- [Work instructions] Print the listing as it stands, omitting all images.

--- START Data entries ---

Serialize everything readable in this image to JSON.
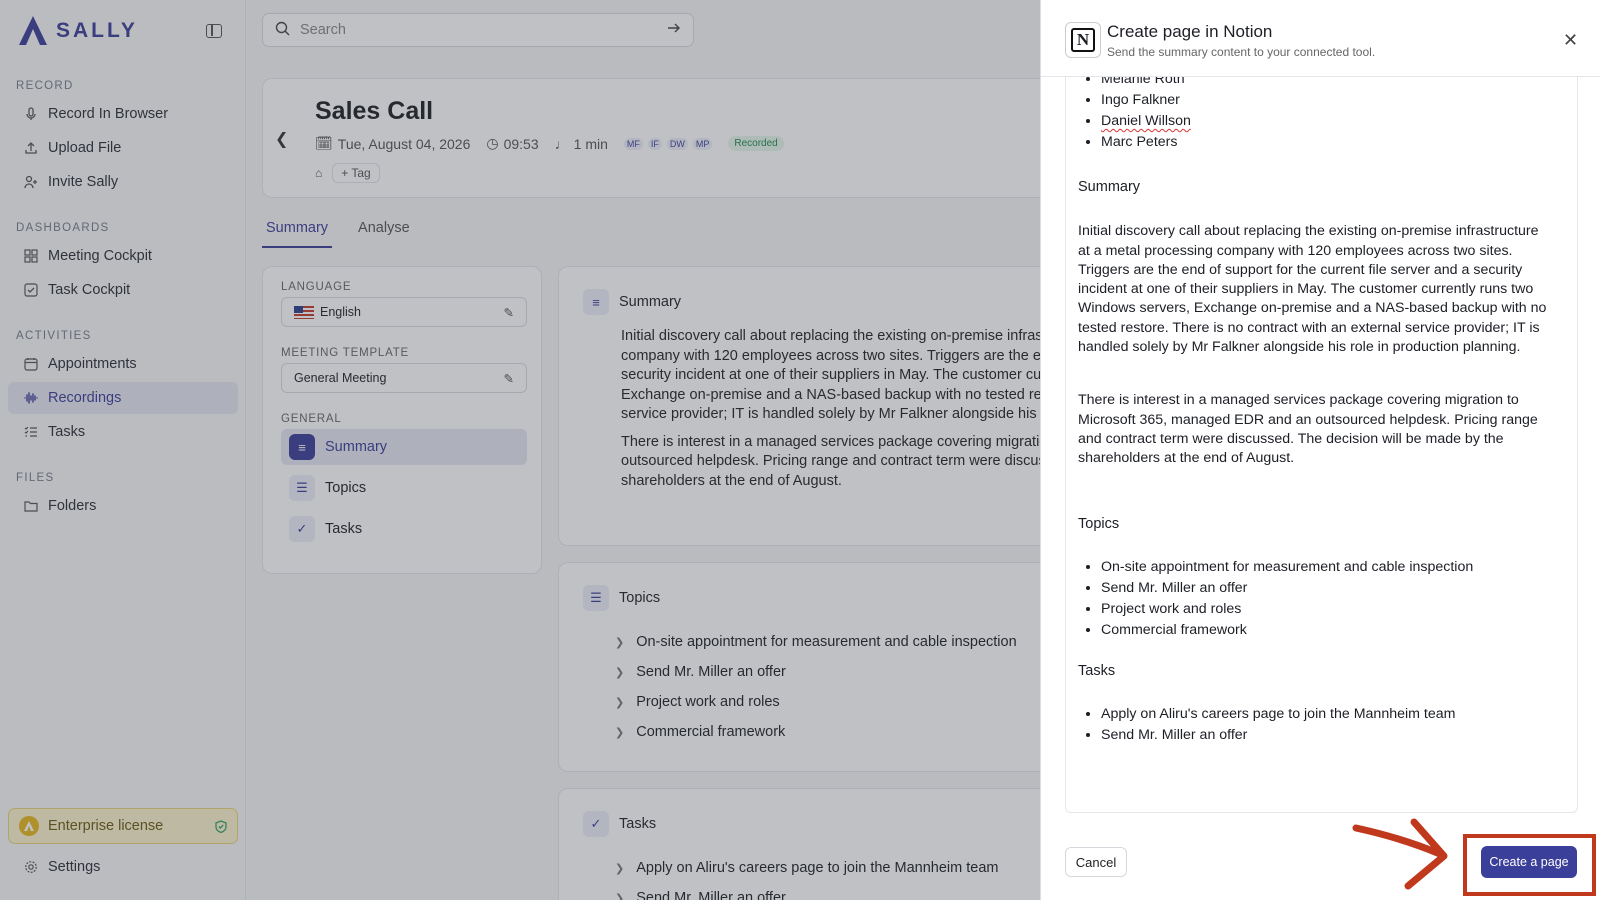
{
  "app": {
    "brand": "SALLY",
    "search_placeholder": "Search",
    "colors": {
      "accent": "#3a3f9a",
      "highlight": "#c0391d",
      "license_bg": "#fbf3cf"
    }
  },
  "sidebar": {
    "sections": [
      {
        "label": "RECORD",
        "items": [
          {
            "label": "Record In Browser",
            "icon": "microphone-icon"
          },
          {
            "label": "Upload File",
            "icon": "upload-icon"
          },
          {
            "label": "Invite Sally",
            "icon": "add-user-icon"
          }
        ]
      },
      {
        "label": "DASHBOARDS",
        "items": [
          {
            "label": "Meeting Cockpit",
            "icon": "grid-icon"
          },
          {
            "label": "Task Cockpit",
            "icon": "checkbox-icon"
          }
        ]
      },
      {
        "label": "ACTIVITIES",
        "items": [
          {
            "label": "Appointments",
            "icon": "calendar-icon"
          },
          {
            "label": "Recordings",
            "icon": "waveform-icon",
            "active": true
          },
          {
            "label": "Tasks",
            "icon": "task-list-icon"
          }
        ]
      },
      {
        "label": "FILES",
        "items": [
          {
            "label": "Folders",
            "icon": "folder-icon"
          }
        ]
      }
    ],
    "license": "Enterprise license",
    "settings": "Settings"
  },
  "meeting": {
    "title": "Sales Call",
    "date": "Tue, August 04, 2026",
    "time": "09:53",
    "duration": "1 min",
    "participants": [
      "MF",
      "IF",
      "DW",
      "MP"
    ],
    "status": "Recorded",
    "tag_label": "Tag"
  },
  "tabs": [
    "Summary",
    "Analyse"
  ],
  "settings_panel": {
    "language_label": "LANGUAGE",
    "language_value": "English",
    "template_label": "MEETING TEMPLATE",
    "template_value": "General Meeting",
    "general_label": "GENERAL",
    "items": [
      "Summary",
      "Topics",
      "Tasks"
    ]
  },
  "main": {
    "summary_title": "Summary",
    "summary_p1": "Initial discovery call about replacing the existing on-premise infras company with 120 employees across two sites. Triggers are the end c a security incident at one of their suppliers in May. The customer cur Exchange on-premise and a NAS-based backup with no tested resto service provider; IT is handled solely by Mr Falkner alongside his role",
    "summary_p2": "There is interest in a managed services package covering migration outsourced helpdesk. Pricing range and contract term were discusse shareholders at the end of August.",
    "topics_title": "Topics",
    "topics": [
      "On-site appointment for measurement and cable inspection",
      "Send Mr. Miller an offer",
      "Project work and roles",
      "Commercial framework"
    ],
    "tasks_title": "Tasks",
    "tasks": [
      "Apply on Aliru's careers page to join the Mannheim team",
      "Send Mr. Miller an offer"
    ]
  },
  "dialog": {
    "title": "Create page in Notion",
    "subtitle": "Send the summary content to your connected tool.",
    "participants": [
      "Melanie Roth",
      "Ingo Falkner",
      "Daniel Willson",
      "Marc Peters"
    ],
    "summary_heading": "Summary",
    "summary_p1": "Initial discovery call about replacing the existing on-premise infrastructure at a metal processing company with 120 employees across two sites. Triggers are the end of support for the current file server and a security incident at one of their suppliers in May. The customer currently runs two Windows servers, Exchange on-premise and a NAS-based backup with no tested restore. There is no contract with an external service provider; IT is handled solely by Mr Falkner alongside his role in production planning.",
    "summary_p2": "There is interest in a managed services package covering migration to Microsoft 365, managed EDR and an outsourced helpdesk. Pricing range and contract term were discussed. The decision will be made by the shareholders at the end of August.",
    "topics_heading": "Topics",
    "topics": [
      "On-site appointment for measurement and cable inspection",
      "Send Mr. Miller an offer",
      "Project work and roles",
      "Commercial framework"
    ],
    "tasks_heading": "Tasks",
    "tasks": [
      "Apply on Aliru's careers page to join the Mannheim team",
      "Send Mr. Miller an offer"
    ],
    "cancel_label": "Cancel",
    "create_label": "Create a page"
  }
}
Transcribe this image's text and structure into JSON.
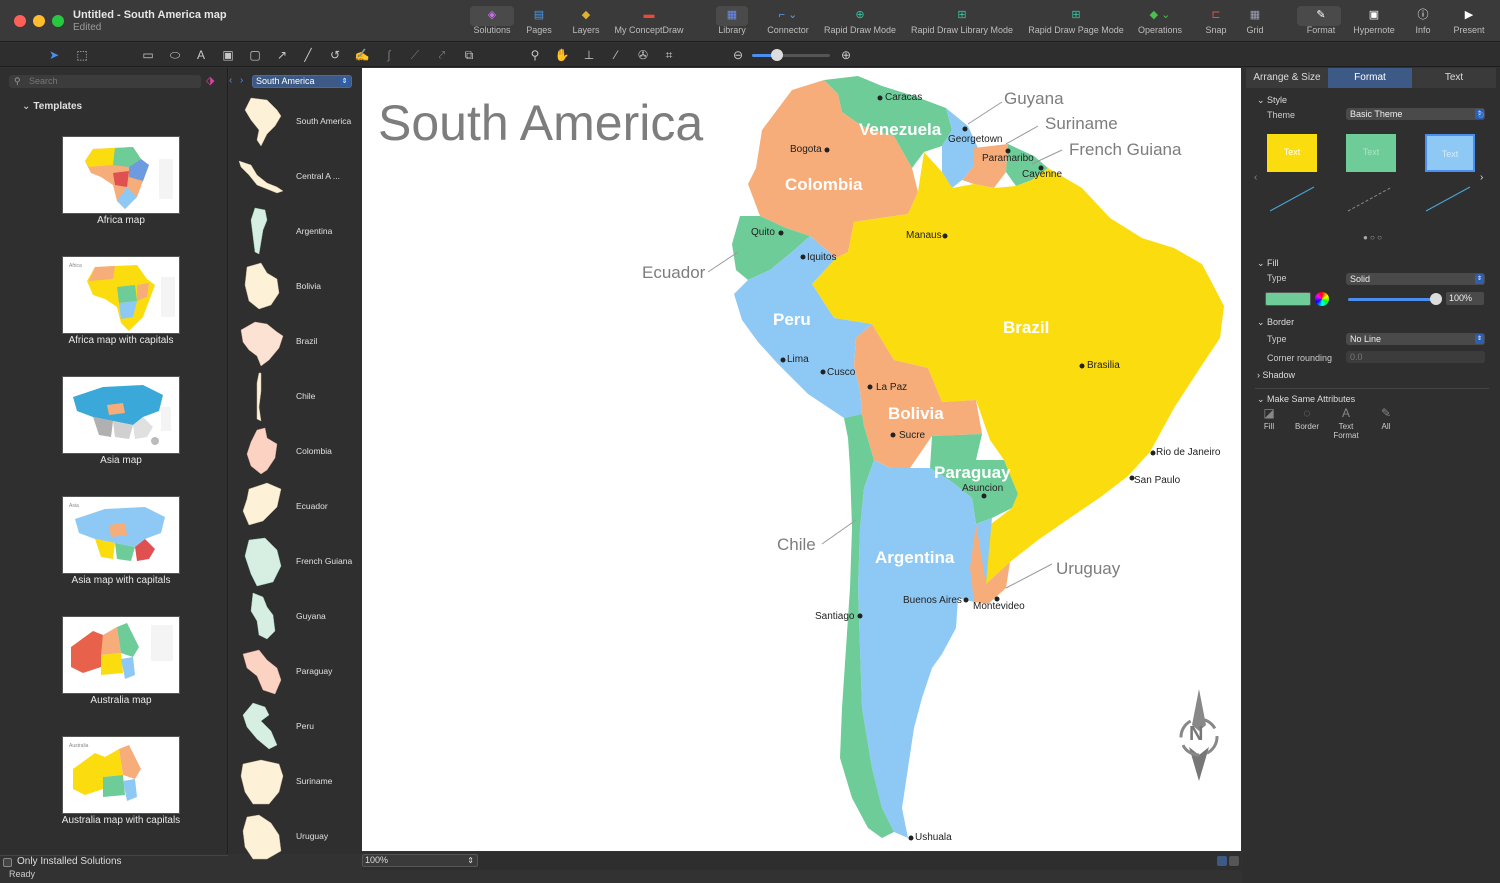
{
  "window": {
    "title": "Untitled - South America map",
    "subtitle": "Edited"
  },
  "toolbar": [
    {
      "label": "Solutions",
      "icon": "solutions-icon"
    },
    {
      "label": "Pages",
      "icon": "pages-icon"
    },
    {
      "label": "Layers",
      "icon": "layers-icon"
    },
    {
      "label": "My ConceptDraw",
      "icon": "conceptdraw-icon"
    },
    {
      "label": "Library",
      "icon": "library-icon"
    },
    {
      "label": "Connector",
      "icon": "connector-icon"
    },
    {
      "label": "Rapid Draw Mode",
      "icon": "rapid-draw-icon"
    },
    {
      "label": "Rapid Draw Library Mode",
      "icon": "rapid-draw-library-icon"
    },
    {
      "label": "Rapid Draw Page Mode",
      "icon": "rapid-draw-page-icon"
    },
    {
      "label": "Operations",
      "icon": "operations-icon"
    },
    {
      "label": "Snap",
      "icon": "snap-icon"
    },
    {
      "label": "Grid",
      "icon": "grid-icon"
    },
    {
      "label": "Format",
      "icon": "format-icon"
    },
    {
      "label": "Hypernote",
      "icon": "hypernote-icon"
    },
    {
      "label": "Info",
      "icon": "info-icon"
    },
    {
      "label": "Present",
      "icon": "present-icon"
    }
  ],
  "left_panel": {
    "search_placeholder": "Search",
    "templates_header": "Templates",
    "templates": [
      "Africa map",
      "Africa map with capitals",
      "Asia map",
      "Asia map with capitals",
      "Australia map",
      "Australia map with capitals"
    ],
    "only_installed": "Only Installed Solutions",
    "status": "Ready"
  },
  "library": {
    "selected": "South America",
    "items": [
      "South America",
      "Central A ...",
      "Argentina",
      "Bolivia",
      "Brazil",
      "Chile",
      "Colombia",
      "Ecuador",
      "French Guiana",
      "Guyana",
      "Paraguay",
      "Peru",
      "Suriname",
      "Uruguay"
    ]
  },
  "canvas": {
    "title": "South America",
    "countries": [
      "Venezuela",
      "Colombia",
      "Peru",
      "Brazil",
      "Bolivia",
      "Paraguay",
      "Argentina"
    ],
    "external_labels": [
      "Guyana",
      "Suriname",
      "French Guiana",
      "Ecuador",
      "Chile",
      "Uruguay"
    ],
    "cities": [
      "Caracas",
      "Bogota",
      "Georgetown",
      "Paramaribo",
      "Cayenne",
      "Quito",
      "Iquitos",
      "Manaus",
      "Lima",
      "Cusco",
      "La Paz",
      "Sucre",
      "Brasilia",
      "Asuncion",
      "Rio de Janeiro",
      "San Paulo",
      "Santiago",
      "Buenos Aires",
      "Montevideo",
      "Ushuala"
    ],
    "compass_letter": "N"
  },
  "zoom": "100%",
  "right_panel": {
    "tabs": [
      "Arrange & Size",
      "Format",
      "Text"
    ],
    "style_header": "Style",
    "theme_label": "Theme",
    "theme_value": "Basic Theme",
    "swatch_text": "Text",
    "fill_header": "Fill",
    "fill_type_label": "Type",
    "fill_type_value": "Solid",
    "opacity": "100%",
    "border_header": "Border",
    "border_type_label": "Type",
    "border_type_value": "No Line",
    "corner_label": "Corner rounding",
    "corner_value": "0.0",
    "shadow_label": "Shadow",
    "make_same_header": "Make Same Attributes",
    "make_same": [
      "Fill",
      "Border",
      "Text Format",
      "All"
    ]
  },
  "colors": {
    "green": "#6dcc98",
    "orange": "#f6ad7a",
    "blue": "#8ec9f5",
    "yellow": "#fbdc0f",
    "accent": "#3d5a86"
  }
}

--- END Data entries ---

- [Full output]
Serialize everything readable in this image to JSON.
{
  "app": {
    "brand": "SALLY",
    "search_placeholder": "Search",
    "colors": {
      "accent": "#3a3f9a",
      "highlight": "#c0391d",
      "license_bg": "#fbf3cf"
    }
  },
  "sidebar": {
    "sections": [
      {
        "label": "RECORD",
        "items": [
          {
            "label": "Record In Browser",
            "icon": "microphone-icon"
          },
          {
            "label": "Upload File",
            "icon": "upload-icon"
          },
          {
            "label": "Invite Sally",
            "icon": "add-user-icon"
          }
        ]
      },
      {
        "label": "DASHBOARDS",
        "items": [
          {
            "label": "Meeting Cockpit",
            "icon": "grid-icon"
          },
          {
            "label": "Task Cockpit",
            "icon": "checkbox-icon"
          }
        ]
      },
      {
        "label": "ACTIVITIES",
        "items": [
          {
            "label": "Appointments",
            "icon": "calendar-icon"
          },
          {
            "label": "Recordings",
            "icon": "waveform-icon",
            "active": true
          },
          {
            "label": "Tasks",
            "icon": "task-list-icon"
          }
        ]
      },
      {
        "label": "FILES",
        "items": [
          {
            "label": "Folders",
            "icon": "folder-icon"
          }
        ]
      }
    ],
    "license": "Enterprise license",
    "settings": "Settings"
  },
  "meeting": {
    "title": "Sales Call",
    "date": "Tue, August 04, 2026",
    "time": "09:53",
    "duration": "1 min",
    "participants": [
      "MF",
      "IF",
      "DW",
      "MP"
    ],
    "status": "Recorded",
    "tag_label": "Tag"
  },
  "tabs": [
    "Summary",
    "Analyse"
  ],
  "settings_panel": {
    "language_label": "LANGUAGE",
    "language_value": "English",
    "template_label": "MEETING TEMPLATE",
    "template_value": "General Meeting",
    "general_label": "GENERAL",
    "items": [
      "Summary",
      "Topics",
      "Tasks"
    ]
  },
  "main": {
    "summary_title": "Summary",
    "summary_p1": "Initial discovery call about replacing the existing on-premise infras company with 120 employees across two sites. Triggers are the end c a security incident at one of their suppliers in May. The customer cur Exchange on-premise and a NAS-based backup with no tested resto service provider; IT is handled solely by Mr Falkner alongside his role",
    "summary_p2": "There is interest in a managed services package covering migration outsourced helpdesk. Pricing range and contract term were discusse shareholders at the end of August.",
    "topics_title": "Topics",
    "topics": [
      "On-site appointment for measurement and cable inspection",
      "Send Mr. Miller an offer",
      "Project work and roles",
      "Commercial framework"
    ],
    "tasks_title": "Tasks",
    "tasks": [
      "Apply on Aliru's careers page to join the Mannheim team",
      "Send Mr. Miller an offer"
    ]
  },
  "dialog": {
    "title": "Create page in Notion",
    "subtitle": "Send the summary content to your connected tool.",
    "participants": [
      "Melanie Roth",
      "Ingo Falkner",
      "Daniel Willson",
      "Marc Peters"
    ],
    "summary_heading": "Summary",
    "summary_p1": "Initial discovery call about replacing the existing on-premise infrastructure at a metal processing company with 120 employees across two sites. Triggers are the end of support for the current file server and a security incident at one of their suppliers in May. The customer currently runs two Windows servers, Exchange on-premise and a NAS-based backup with no tested restore. There is no contract with an external service provider; IT is handled solely by Mr Falkner alongside his role in production planning.",
    "summary_p2": "There is interest in a managed services package covering migration to Microsoft 365, managed EDR and an outsourced helpdesk. Pricing range and contract term were discussed. The decision will be made by the shareholders at the end of August.",
    "topics_heading": "Topics",
    "topics": [
      "On-site appointment for measurement and cable inspection",
      "Send Mr. Miller an offer",
      "Project work and roles",
      "Commercial framework"
    ],
    "tasks_heading": "Tasks",
    "tasks": [
      "Apply on Aliru's careers page to join the Mannheim team",
      "Send Mr. Miller an offer"
    ],
    "cancel_label": "Cancel",
    "create_label": "Create a page"
  }
}
Transcribe this image's text and structure into JSON.
{
  "window": {
    "title": "Untitled - South America map",
    "subtitle": "Edited"
  },
  "toolbar": [
    {
      "label": "Solutions",
      "icon": "solutions-icon"
    },
    {
      "label": "Pages",
      "icon": "pages-icon"
    },
    {
      "label": "Layers",
      "icon": "layers-icon"
    },
    {
      "label": "My ConceptDraw",
      "icon": "conceptdraw-icon"
    },
    {
      "label": "Library",
      "icon": "library-icon"
    },
    {
      "label": "Connector",
      "icon": "connector-icon"
    },
    {
      "label": "Rapid Draw Mode",
      "icon": "rapid-draw-icon"
    },
    {
      "label": "Rapid Draw Library Mode",
      "icon": "rapid-draw-library-icon"
    },
    {
      "label": "Rapid Draw Page Mode",
      "icon": "rapid-draw-page-icon"
    },
    {
      "label": "Operations",
      "icon": "operations-icon"
    },
    {
      "label": "Snap",
      "icon": "snap-icon"
    },
    {
      "label": "Grid",
      "icon": "grid-icon"
    },
    {
      "label": "Format",
      "icon": "format-icon"
    },
    {
      "label": "Hypernote",
      "icon": "hypernote-icon"
    },
    {
      "label": "Info",
      "icon": "info-icon"
    },
    {
      "label": "Present",
      "icon": "present-icon"
    }
  ],
  "left_panel": {
    "search_placeholder": "Search",
    "templates_header": "Templates",
    "templates": [
      "Africa map",
      "Africa map with capitals",
      "Asia map",
      "Asia map with capitals",
      "Australia map",
      "Australia map with capitals"
    ],
    "only_installed": "Only Installed Solutions",
    "status": "Ready"
  },
  "library": {
    "selected": "South America",
    "items": [
      "South America",
      "Central A ...",
      "Argentina",
      "Bolivia",
      "Brazil",
      "Chile",
      "Colombia",
      "Ecuador",
      "French Guiana",
      "Guyana",
      "Paraguay",
      "Peru",
      "Suriname",
      "Uruguay"
    ]
  },
  "canvas": {
    "title": "South America",
    "countries": [
      "Venezuela",
      "Colombia",
      "Peru",
      "Brazil",
      "Bolivia",
      "Paraguay",
      "Argentina"
    ],
    "external_labels": [
      "Guyana",
      "Suriname",
      "French Guiana",
      "Ecuador",
      "Chile",
      "Uruguay"
    ],
    "cities": [
      "Caracas",
      "Bogota",
      "Georgetown",
      "Paramaribo",
      "Cayenne",
      "Quito",
      "Iquitos",
      "Manaus",
      "Lima",
      "Cusco",
      "La Paz",
      "Sucre",
      "Brasilia",
      "Asuncion",
      "Rio de Janeiro",
      "San Paulo",
      "Santiago",
      "Buenos Aires",
      "Montevideo",
      "Ushuala"
    ],
    "compass_letter": "N"
  },
  "zoom": "100%",
  "right_panel": {
    "tabs": [
      "Arrange & Size",
      "Format",
      "Text"
    ],
    "style_header": "Style",
    "theme_label": "Theme",
    "theme_value": "Basic Theme",
    "swatch_text": "Text",
    "fill_header": "Fill",
    "fill_type_label": "Type",
    "fill_type_value": "Solid",
    "opacity": "100%",
    "border_header": "Border",
    "border_type_label": "Type",
    "border_type_value": "No Line",
    "corner_label": "Corner rounding",
    "corner_value": "0.0",
    "shadow_label": "Shadow",
    "make_same_header": "Make Same Attributes",
    "make_same": [
      "Fill",
      "Border",
      "Text Format",
      "All"
    ]
  },
  "colors": {
    "green": "#6dcc98",
    "orange": "#f6ad7a",
    "blue": "#8ec9f5",
    "yellow": "#fbdc0f",
    "accent": "#3d5a86"
  }
}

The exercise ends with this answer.